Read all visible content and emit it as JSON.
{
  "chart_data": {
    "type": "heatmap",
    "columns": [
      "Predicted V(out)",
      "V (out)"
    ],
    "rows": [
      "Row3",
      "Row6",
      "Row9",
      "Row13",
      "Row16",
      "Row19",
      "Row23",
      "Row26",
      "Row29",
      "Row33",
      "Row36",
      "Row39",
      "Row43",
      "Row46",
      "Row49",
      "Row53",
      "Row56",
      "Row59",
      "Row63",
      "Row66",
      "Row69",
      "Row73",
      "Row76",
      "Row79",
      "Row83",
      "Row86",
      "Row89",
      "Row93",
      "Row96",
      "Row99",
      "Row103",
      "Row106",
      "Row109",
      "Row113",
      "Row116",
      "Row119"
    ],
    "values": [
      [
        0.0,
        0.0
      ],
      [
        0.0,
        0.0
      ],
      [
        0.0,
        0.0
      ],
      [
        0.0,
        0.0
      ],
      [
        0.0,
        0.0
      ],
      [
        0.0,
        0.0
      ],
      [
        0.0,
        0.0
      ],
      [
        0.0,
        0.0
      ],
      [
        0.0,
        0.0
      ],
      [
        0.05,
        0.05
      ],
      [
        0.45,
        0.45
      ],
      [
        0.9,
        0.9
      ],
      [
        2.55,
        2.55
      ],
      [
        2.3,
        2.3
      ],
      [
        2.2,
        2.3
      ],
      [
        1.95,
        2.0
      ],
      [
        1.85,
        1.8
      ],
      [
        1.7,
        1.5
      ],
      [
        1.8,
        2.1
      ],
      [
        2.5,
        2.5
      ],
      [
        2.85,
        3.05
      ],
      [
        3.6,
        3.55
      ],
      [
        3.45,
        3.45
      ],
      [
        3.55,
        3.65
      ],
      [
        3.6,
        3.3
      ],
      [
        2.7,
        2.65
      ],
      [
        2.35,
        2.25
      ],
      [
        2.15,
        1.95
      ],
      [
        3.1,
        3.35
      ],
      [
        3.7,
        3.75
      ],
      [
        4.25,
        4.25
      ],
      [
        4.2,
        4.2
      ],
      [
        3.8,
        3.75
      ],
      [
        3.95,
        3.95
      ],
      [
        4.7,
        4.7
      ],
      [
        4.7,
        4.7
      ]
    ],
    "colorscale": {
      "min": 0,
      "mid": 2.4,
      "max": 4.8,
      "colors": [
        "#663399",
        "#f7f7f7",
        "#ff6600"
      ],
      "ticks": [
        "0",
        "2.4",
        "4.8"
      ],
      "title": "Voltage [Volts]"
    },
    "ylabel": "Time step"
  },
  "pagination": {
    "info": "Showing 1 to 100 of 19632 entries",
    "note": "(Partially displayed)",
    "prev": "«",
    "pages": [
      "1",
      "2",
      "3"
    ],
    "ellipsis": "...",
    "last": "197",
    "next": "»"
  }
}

+-------+

_PROBLEM STATEMENT_
From the listing above, reproduce all the lines exactly.

_TASK ANSWER_
Read all visible content and emit it as JSON.
{
  "chart_data": {
    "type": "heatmap",
    "columns": [
      "Predicted V(out)",
      "V (out)"
    ],
    "rows": [
      "Row3",
      "Row6",
      "Row9",
      "Row13",
      "Row16",
      "Row19",
      "Row23",
      "Row26",
      "Row29",
      "Row33",
      "Row36",
      "Row39",
      "Row43",
      "Row46",
      "Row49",
      "Row53",
      "Row56",
      "Row59",
      "Row63",
      "Row66",
      "Row69",
      "Row73",
      "Row76",
      "Row79",
      "Row83",
      "Row86",
      "Row89",
      "Row93",
      "Row96",
      "Row99",
      "Row103",
      "Row106",
      "Row109",
      "Row113",
      "Row116",
      "Row119"
    ],
    "values": [
      [
        0.0,
        0.0
      ],
      [
        0.0,
        0.0
      ],
      [
        0.0,
        0.0
      ],
      [
        0.0,
        0.0
      ],
      [
        0.0,
        0.0
      ],
      [
        0.0,
        0.0
      ],
      [
        0.0,
        0.0
      ],
      [
        0.0,
        0.0
      ],
      [
        0.0,
        0.0
      ],
      [
        0.05,
        0.05
      ],
      [
        0.45,
        0.45
      ],
      [
        0.9,
        0.9
      ],
      [
        2.55,
        2.55
      ],
      [
        2.3,
        2.3
      ],
      [
        2.2,
        2.3
      ],
      [
        1.95,
        2.0
      ],
      [
        1.85,
        1.8
      ],
      [
        1.7,
        1.5
      ],
      [
        1.8,
        2.1
      ],
      [
        2.5,
        2.5
      ],
      [
        2.85,
        3.05
      ],
      [
        3.6,
        3.55
      ],
      [
        3.45,
        3.45
      ],
      [
        3.55,
        3.65
      ],
      [
        3.6,
        3.3
      ],
      [
        2.7,
        2.65
      ],
      [
        2.35,
        2.25
      ],
      [
        2.15,
        1.95
      ],
      [
        3.1,
        3.35
      ],
      [
        3.7,
        3.75
      ],
      [
        4.25,
        4.25
      ],
      [
        4.2,
        4.2
      ],
      [
        3.8,
        3.75
      ],
      [
        3.95,
        3.95
      ],
      [
        4.7,
        4.7
      ],
      [
        4.7,
        4.7
      ]
    ],
    "colorscale": {
      "min": 0,
      "mid": 2.4,
      "max": 4.8,
      "colors": [
        "#663399",
        "#f7f7f7",
        "#ff6600"
      ],
      "ticks": [
        "0",
        "2.4",
        "4.8"
      ],
      "title": "Voltage [Volts]"
    },
    "ylabel": "Time step"
  },
  "pagination": {
    "info": "Showing 1 to 100 of 19632 entries",
    "note": "(Partially displayed)",
    "prev": "«",
    "pages": [
      "1",
      "2",
      "3"
    ],
    "ellipsis": "...",
    "last": "197",
    "next": "»"
  }
}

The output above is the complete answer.